— What you are asked to do —
Gather all lines in the entries below that include the word "through".

+++

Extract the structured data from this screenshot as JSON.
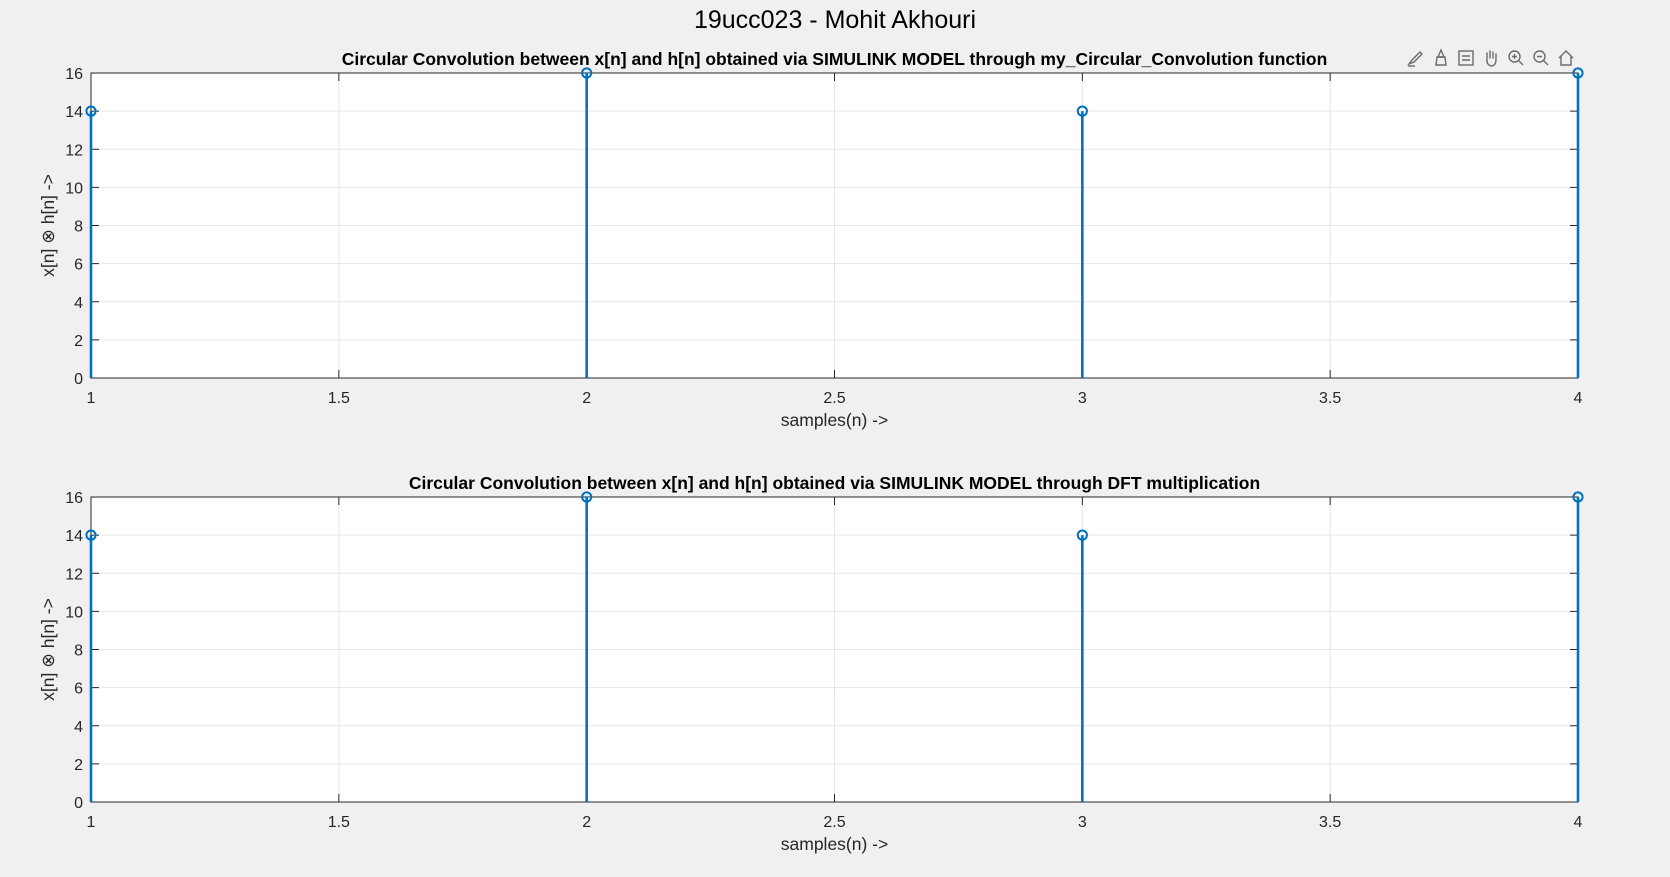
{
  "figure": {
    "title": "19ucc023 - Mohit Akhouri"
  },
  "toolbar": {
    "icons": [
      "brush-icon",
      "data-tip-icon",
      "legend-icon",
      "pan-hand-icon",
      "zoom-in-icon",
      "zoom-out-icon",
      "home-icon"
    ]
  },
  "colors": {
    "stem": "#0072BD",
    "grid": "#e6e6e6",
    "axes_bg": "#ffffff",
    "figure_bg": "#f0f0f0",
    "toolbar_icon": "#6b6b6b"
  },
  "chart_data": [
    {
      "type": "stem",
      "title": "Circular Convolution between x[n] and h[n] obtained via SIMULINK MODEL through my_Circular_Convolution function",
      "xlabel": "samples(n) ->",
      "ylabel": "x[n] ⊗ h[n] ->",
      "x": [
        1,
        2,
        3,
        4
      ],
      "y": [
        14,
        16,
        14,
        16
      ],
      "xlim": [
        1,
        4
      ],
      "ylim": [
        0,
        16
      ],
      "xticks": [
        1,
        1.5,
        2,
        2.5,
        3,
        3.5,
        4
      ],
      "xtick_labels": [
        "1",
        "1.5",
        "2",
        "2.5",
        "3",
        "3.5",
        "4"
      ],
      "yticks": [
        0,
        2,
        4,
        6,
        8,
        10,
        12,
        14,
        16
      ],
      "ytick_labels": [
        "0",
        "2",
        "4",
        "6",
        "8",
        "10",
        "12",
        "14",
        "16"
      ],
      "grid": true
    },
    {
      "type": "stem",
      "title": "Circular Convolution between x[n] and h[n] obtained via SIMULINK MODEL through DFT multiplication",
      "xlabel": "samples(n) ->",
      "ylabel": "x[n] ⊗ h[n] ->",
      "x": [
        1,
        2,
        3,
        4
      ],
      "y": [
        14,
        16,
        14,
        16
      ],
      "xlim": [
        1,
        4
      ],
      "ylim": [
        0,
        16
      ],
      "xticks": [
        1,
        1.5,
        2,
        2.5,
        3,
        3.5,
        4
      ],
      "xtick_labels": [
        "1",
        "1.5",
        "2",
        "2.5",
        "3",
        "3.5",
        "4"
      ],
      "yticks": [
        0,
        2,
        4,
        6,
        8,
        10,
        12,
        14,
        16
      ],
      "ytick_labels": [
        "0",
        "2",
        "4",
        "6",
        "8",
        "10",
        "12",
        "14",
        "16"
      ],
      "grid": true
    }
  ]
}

+++

— Problem solution —
      "title": "Circular Convolution between x[n] and h[n] obtained via SIMULINK MODEL through my_Circular_Convolution function",
      "title": "Circular Convolution between x[n] and h[n] obtained via SIMULINK MODEL through DFT multiplication",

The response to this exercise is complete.